** Task instructions **
Pull every line containing "text" from the entries.

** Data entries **
#####
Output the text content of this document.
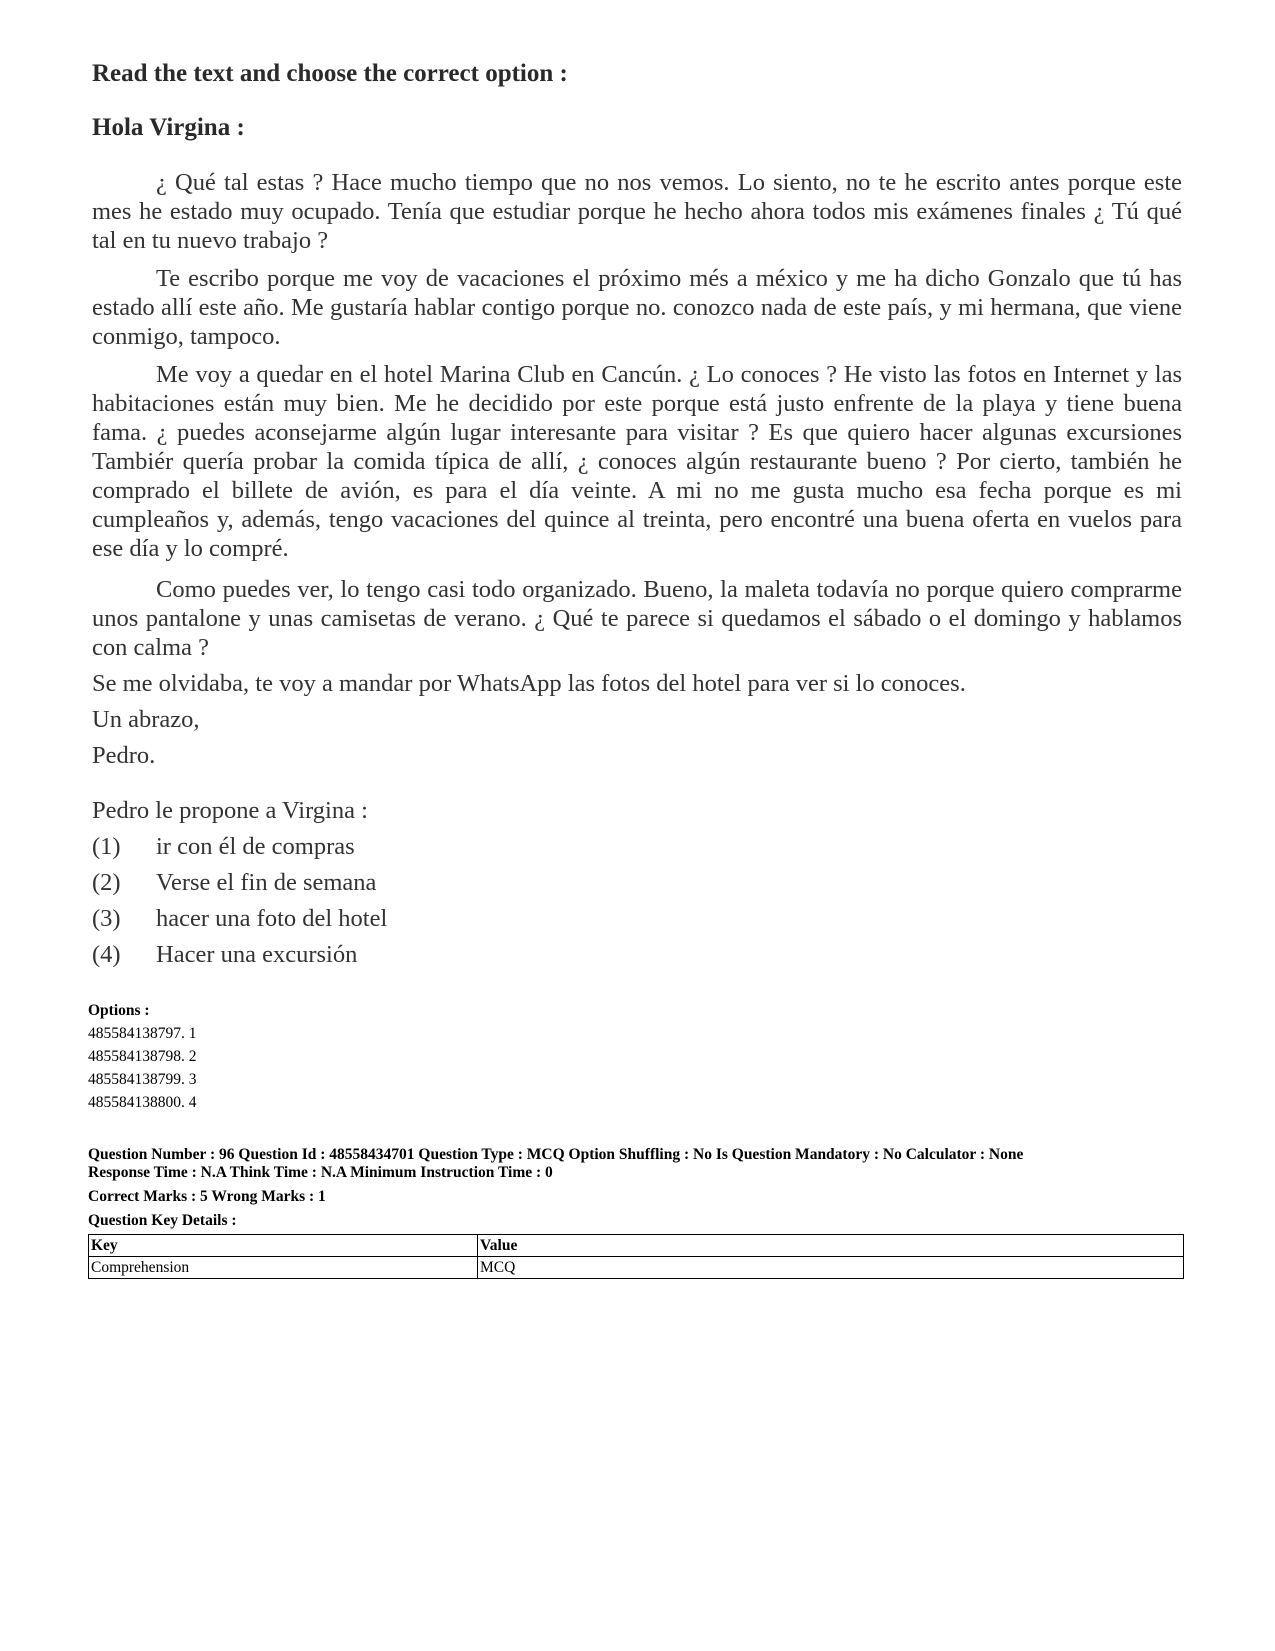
Read the text and choose the correct option :

Hola Virgina :

¿ Qué tal estas ? Hace mucho tiempo que no nos vemos. Lo siento, no te he escrito antes porque este mes he estado muy ocupado. Tenía que estudiar porque he hecho ahora todos mis exámenes finales ¿ Tú qué tal en tu nuevo trabajo ?

Te escribo porque me voy de vacaciones el próximo més a méxico y me ha dicho Gonzalo que tú has estado allí este año. Me gustaría hablar contigo porque no. conozco nada de este país, y mi hermana, que viene conmigo, tampoco.

Me voy a quedar en el hotel Marina Club en Cancún. ¿ Lo conoces ? He visto las fotos en Internet y las habitaciones están muy bien. Me he decidido por este porque está justo enfrente de la playa y tiene buena fama. ¿ puedes aconsejarme algún lugar interesante para visitar ? Es que quiero hacer algunas excursiones Tambiér quería probar la comida típica de allí, ¿ conoces algún restaurante bueno ? Por cierto, también he comprado el billete de avión, es para el día veinte. A mi no me gusta mucho esa fecha porque es mi cumpleaños y, además, tengo vacaciones del quince al treinta, pero encontré una buena oferta en vuelos para ese día y lo compré.

Como puedes ver, lo tengo casi todo organizado. Bueno, la maleta todavía no porque quiero comprarme unos pantalone y unas camisetas de verano. ¿ Qué te parece si quedamos el sábado o el domingo y hablamos con calma ?

Se me olvidaba, te voy a mandar por WhatsApp las fotos del hotel para ver si lo conoces.

Un abrazo,

Pedro.

Pedro le propone a Virgina :

(1) ir con él de compras
(2) Verse el fin de semana
(3) hacer una foto del hotel
(4) Hacer una excursión

Options :

485584138797. 1
485584138798. 2
485584138799. 3
485584138800. 4

Question Number : 96 Question Id : 48558434701 Question Type : MCQ Option Shuffling : No Is Question Mandatory : No Calculator : None

Response Time : N.A Think Time : N.A Minimum Instruction Time : 0

Correct Marks : 5 Wrong Marks : 1

Question Key Details :

Key	Value
Comprehension	MCQ
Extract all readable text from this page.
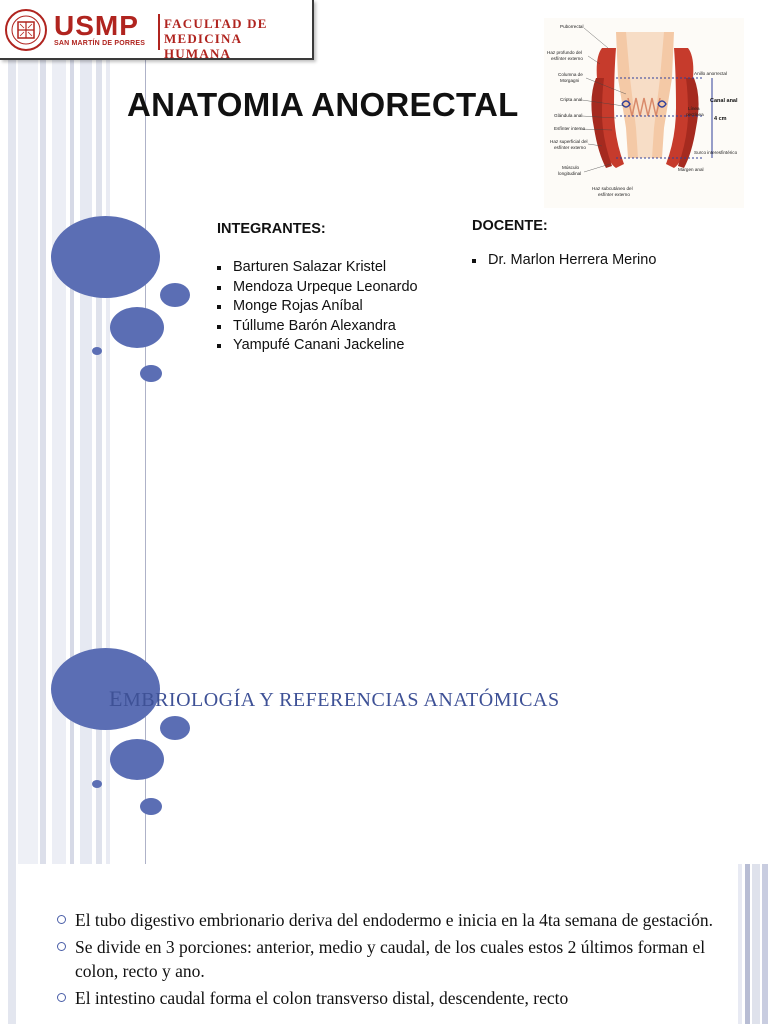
USMP
SAN MARTÍN DE PORRES
FACULTAD DE
MEDICINA HUMANA
ANATOMIA ANORECTAL
Puborrectal
Haz profundo del
esfínter externo
Columna de
Morgagni
Cripta anal
Glándula anal
Esfínter interno
Haz superficial del
esfínter externo
Músculo
longitudinal
Anillo anorrectal
Canal anal
4 cm
Línea
pectínea
Surco interesfintérico
Margen anal
Haz subcutáneo del
esfínter externo
INTEGRANTES:
Barturen Salazar Kristel
Mendoza Urpeque Leonardo
Monge Rojas Aníbal
Túllume Barón Alexandra
Yampufé Canani Jackeline
DOCENTE:
Dr. Marlon Herrera Merino
EMBRIOLOGÍA Y REFERENCIAS ANATÓMICAS
El tubo digestivo embrionario deriva del endodermo e inicia en la 4ta semana de gestación.
Se divide en 3 porciones: anterior, medio y caudal, de los cuales estos 2 últimos forman el colon, recto y ano.
El intestino caudal forma el colon transverso distal, descendente, recto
#####
** Written solution **
Output the text content of this document.
Read the text and choose the correct option :
Extract all readable text from this page.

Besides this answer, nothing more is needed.